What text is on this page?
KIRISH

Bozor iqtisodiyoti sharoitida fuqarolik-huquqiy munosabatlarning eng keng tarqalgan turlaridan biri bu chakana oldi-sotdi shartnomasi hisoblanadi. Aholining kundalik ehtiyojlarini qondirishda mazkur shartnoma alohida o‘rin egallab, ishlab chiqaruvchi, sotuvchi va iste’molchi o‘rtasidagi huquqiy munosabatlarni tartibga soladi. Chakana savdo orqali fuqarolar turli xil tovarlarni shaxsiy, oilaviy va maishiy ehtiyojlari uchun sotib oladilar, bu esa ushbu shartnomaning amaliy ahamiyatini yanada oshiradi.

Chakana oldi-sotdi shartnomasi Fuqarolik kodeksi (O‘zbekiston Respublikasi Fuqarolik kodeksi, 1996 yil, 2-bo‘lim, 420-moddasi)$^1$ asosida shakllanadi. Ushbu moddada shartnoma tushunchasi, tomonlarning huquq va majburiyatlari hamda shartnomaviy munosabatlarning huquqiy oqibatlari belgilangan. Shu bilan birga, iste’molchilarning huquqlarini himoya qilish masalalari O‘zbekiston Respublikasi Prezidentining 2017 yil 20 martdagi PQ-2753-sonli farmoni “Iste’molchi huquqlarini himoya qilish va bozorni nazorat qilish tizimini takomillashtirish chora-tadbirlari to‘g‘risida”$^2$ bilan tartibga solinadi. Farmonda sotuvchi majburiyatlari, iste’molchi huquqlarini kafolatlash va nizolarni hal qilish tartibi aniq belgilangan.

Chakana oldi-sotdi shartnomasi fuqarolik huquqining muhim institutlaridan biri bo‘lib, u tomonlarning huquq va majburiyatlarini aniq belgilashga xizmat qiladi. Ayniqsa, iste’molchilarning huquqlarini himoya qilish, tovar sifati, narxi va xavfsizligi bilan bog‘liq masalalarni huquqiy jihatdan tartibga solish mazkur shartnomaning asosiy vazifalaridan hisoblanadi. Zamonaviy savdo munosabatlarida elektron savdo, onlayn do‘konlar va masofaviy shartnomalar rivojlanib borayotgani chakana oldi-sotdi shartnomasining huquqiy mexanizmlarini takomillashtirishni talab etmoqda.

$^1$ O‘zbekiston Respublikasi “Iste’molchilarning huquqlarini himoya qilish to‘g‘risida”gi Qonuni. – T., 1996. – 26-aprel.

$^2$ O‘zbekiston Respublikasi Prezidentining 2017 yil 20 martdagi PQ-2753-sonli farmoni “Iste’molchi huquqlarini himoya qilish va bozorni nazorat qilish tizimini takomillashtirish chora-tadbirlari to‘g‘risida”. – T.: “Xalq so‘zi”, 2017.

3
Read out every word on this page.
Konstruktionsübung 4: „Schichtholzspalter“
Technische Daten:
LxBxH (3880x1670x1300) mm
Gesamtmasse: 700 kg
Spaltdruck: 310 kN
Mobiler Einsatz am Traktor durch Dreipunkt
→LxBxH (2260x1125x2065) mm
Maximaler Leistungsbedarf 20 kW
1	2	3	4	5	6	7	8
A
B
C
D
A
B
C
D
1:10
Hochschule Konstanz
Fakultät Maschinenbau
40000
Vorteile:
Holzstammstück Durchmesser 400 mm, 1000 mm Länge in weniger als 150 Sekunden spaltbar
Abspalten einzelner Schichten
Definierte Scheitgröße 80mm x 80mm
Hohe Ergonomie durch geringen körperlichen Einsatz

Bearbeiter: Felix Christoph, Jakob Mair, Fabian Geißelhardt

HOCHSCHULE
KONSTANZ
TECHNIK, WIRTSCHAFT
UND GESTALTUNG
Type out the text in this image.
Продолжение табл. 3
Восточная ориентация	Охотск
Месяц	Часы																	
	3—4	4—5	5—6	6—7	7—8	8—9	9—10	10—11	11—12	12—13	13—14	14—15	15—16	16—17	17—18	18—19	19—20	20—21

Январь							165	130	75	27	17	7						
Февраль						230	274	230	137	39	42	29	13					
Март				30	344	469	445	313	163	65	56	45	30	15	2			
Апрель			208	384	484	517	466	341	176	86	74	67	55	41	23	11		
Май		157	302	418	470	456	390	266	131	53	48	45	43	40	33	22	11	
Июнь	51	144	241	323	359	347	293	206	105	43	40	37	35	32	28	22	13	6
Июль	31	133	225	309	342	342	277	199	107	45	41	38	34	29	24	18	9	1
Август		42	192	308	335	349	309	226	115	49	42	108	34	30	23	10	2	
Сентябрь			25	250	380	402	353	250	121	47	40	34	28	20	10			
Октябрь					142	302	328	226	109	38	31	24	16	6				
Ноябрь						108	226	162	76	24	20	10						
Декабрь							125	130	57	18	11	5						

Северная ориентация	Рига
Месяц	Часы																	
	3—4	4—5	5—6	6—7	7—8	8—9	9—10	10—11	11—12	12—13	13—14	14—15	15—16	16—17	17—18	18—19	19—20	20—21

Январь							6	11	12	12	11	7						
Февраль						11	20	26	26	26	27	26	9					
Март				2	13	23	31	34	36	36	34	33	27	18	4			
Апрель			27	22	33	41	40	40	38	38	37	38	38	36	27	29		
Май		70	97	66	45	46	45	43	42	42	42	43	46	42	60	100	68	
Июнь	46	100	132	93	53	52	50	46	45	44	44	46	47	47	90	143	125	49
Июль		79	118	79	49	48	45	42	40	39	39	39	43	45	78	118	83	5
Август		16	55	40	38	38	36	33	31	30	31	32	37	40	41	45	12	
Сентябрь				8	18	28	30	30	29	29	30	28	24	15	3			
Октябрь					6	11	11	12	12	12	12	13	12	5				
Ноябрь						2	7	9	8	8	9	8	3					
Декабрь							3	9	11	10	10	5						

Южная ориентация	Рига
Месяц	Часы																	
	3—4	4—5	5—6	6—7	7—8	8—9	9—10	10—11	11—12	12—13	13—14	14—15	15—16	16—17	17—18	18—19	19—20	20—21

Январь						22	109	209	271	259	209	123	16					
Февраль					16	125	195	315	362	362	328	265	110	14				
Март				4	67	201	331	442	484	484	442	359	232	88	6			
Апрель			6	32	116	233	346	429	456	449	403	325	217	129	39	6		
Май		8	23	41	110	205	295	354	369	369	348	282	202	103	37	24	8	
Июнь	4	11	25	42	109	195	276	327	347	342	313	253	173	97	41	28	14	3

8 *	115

══════════════════════════════

_Stated task_
Where a line above holds the string "tomonlarning", show that line.

_Output of the exercise_
Chakana oldi-sotdi shartnomasi Fuqarolik kodeksi (O‘zbekiston Respublikasi Fuqarolik kodeksi, 1996 yil, 2-bo‘lim, 420-moddasi)$^1$ asosida shakllanadi. Ushbu moddada shartnoma tushunchasi, tomonlarning huquq va majburiyatlari hamda shartnomaviy munosabatlarning huquqiy oqibatlari belgilangan. Shu bilan birga, iste’molchilarning huquqlarini himoya qilish masalalari O‘zbekiston Respublikasi Prezidentining 2017 yil 20 martdagi PQ-2753-sonli farmoni “Iste’molchi huquqlarini himoya qilish va bozorni nazorat qilish tizimini takomillashtirish chora-tadbirlari to‘g‘risida”$^2$ bilan tartibga solinadi. Farmonda sotuvchi majburiyatlari, iste’molchi huquqlarini kafolatlash va nizolarni hal qilish tartibi aniq belgilangan.
Chakana oldi-sotdi shartnomasi fuqarolik huquqining muhim institutlaridan biri bo‘lib, u tomonlarning huquq va majburiyatlarini aniq belgilashga xizmat qiladi. Ayniqsa, iste’molchilarning huquqlarini himoya qilish, tovar sifati, narxi va xavfsizligi bilan bog‘liq masalalarni huquqiy jihatdan tartibga solish mazkur shartnomaning asosiy vazifalaridan hisoblanadi. Zamonaviy savdo munosabatlarida elektron savdo, onlayn do‘konlar va masofaviy shartnomalar rivojlanib borayotgani chakana oldi-sotdi shartnomasining huquqiy mexanizmlarini takomillashtirishni talab etmoqda.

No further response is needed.